=== Text segment ===

Chrome’s focus on performance and simplicity has paid off well – through its many versions, which are deployed quickly and   silently through an automatic update process, the emphasis has been on a smooth, streamlined experience.

Criticism of the browser generally centers on privacy issues. Soon after it was launched, there was an outcry over the Suggest   feature, which transmitted keystrokes back to Google HQ. Google’s business model, which depends on the use of personal data for accurate ad targeting, hasn’t won it many favors   among privacy advocates.


The long-time unchallenged leader of the pack, IE is no longer quite as dominant as it was a decade ago, when few used any   other browser. However, time and anti-trust litigation notwithstanding, Microsoft’s browser still commands a huge user base.

Competition, in a very real way, has been a positive thing for IE, forcing Microsoft to modernize and innovate far more rapidly   than it did during its unchallenged period. The past few versions – most notably IE 8, 9 and now 10 – have all boasted substantial   performance increases and added support for new standards like HTML5, designed to bring it more into line with Chrome and   Firefox.

Still, particularly among highly technical types, a powerful dislike of IE runs deep. Saying “IE 6” to a web developer is   practically guaranteed to provoke gritted teeth and shudders of frustration (at least!), thanks to a widespread perception   that Microsoft’s lack of innovation held back the development of new web standards for years.

Microsoft has worked to overcome that antipathy with recent versions of the browser, but is it enough to recover an unchallenged   lead in the market?


Since 2004, Firefox has been stuck as a perpetual second-fiddle – first to IE, then to Chrome. It’s perhaps a little unfortunate   that the browser that first began to erode Microsoft’s iron grip over the marketplace has never enjoyed its own period of   dominance, but Firefox nonetheless has a huge number of users, and is said to be the most common browser in many parts of   the world, particularly Europe and Africa.

Firefox was the first to introduce tabbed browsing, also known as “the reason why you don’t have about 46 different windows   open on your desktop right now,” and pioneered an ecosystem of plug-ins, allowing users to modify the browser in many ways.   An open-source project – curated and managed by the Mozilla Foundation – Firefox is dedicated to open web standards and helped   bring about a climate in which they could thrive.

Unfortunately, however, the past year or so hasn’t been particularly kind to Firefox. It’s now pretty clearly in third place   behind Chrome and IE in terms of market share, and missteps like a me-too move to a rapid development schedule irritated crucial   enterprise users.

While it still has a vital development community and millions of users around the world, Firefox has to make a big move to   catch up with its main rivals – which, importantly, are both backed by enormously wealthy corporate titans.


There’s no getting around it – Opera is the iconoclast of the group. It was the underground browser long before the rise of   Firefox, and, well, it’s still the underground browser. That said, it has a devout and influential following among the geekiest   echelons of the tech world.

Despite a number of innovative features like “turbo mode” – which uses Opera’s own servers as a compression proxy to help   users on slow connections – and powerful integrated features like a mail client and BitTorrent support, Opera has struggled   to build much of a user base outside of Eastern Europe. It is the leading browser in just one country – Belarus.

It may be that Opera has simply missed the boat – even though it pioneered features like mouse gestures and a speed-dial home   screen, its more popular rivals have simply adapted too quickly to be caught. Still, Norwegian parent company Opera Software   has created many mobile versions of the browser, which could prove important if smartphone and tablet use continues to increase   dramatically.

=== Entries provided ===

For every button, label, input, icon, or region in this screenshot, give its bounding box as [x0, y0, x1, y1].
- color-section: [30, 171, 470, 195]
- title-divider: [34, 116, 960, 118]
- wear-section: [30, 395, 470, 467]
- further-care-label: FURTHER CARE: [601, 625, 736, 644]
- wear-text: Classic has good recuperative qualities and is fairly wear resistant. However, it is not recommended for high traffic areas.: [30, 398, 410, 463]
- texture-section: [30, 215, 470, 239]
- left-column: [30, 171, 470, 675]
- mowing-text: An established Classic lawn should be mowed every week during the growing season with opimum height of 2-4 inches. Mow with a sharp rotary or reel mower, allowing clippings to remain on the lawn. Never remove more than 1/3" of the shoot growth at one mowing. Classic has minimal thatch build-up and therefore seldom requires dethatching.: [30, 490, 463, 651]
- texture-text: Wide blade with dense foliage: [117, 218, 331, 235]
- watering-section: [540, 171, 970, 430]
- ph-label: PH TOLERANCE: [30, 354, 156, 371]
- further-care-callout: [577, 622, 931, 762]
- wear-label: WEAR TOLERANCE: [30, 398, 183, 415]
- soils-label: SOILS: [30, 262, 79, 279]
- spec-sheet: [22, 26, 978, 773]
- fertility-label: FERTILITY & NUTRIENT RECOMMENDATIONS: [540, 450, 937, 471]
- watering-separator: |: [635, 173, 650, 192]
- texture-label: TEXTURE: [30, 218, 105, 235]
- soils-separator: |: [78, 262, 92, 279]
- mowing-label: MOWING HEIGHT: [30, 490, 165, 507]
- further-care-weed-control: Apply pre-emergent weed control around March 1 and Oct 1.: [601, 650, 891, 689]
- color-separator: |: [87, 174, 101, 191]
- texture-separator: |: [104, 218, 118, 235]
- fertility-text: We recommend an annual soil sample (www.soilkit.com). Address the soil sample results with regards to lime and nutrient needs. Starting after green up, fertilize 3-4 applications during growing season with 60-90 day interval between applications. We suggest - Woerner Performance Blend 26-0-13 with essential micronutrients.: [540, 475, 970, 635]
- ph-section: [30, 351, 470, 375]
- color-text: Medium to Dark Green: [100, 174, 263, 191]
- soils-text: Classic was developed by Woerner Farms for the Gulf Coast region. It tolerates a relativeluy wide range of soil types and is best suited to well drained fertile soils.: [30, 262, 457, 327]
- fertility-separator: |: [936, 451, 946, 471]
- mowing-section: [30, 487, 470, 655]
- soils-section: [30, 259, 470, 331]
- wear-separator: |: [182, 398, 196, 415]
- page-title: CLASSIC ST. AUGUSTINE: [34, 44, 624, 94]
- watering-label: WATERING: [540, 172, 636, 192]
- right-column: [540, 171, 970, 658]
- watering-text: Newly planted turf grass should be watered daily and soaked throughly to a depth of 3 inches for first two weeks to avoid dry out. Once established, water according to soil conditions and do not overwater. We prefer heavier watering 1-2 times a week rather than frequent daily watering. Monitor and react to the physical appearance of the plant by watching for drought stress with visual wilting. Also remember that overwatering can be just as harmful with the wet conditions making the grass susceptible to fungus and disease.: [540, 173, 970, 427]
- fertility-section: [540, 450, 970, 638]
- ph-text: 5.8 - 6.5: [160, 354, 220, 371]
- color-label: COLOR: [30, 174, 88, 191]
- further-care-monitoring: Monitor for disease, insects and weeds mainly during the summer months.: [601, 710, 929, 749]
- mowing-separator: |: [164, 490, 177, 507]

===

## Tasks to carry out
1. Return the part of the browser overview that opens with the words containing "There’s no getting" and closes with "the tech world.".
2. Name each web browser that the browser overview discusses.
Rely only on the browser overview for your answers.

## Answers to the tasks
1.
There’s no getting around it – Opera is the iconoclast of the group. It was the underground browser long before the rise of   Firefox, and, well, it’s still the underground browser. That said, it has a devout and influential following among the geekiest   echelons of the tech world.

2. Chrome, IE, Firefox, Opera